**WRITTEN REQUEST**
Return each line of the records holding the string "Communication".

A block of data:
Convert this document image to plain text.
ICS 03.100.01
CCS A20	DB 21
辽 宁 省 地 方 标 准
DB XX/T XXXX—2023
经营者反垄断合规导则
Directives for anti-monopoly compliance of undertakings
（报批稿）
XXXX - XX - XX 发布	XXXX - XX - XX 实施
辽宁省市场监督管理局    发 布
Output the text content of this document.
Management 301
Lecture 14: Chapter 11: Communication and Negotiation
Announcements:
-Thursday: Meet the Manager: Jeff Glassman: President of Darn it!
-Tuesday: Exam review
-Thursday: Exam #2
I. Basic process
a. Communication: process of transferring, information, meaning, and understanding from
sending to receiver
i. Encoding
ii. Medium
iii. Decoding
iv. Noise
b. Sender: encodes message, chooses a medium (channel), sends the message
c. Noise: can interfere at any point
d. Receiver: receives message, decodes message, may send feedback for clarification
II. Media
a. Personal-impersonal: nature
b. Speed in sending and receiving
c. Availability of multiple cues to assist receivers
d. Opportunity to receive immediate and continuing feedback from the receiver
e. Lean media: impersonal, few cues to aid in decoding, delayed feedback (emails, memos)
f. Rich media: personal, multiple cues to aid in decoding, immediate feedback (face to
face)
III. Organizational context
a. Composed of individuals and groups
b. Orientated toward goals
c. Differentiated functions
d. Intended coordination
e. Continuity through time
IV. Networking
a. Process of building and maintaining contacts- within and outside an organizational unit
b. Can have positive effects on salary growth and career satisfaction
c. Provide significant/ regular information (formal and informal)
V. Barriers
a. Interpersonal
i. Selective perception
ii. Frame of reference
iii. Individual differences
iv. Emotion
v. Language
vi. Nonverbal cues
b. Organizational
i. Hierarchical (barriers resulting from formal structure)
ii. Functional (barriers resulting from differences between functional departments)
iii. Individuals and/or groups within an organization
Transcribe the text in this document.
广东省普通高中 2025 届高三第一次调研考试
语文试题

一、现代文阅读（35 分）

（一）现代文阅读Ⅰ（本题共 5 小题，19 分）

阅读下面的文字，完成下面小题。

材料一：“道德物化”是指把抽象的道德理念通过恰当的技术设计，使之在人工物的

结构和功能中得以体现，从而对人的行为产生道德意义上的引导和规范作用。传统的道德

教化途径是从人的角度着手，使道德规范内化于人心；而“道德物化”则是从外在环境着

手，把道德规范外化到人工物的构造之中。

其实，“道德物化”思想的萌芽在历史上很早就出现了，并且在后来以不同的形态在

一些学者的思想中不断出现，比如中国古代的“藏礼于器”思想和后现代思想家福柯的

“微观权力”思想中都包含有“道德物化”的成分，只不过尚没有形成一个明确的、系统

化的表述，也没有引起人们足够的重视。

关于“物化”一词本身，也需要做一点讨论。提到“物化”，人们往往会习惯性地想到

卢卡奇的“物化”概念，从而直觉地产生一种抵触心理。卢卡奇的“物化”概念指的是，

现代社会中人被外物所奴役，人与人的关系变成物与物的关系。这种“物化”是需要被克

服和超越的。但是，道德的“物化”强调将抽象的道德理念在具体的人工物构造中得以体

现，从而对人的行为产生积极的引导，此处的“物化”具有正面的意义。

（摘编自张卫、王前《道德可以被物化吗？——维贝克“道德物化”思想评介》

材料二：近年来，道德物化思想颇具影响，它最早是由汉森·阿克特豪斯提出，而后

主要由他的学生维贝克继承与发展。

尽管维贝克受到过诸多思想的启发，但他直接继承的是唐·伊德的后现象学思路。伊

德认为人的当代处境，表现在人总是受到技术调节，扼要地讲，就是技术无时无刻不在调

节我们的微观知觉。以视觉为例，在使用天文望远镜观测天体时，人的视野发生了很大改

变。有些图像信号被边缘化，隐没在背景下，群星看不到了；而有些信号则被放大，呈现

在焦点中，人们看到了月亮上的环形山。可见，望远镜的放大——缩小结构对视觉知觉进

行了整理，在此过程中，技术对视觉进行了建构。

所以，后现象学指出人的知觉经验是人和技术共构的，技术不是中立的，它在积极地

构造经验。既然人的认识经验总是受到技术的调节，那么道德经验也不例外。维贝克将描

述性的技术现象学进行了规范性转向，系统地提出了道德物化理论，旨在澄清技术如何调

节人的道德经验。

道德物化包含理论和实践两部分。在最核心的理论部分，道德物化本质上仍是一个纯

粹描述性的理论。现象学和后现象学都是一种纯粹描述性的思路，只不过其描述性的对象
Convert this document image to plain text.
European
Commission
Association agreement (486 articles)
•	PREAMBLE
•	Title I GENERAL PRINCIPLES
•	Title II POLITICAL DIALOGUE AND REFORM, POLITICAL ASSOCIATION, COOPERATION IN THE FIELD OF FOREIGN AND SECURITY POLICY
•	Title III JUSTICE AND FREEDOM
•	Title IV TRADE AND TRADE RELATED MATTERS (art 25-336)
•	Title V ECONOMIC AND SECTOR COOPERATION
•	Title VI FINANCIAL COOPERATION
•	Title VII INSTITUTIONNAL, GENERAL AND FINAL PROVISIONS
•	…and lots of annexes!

**ANSWER TO THIS PROBLEM**
Lecture 14: Chapter 11: Communication and Negotiation
a. Communication: process of transferring, information, meaning, and understanding from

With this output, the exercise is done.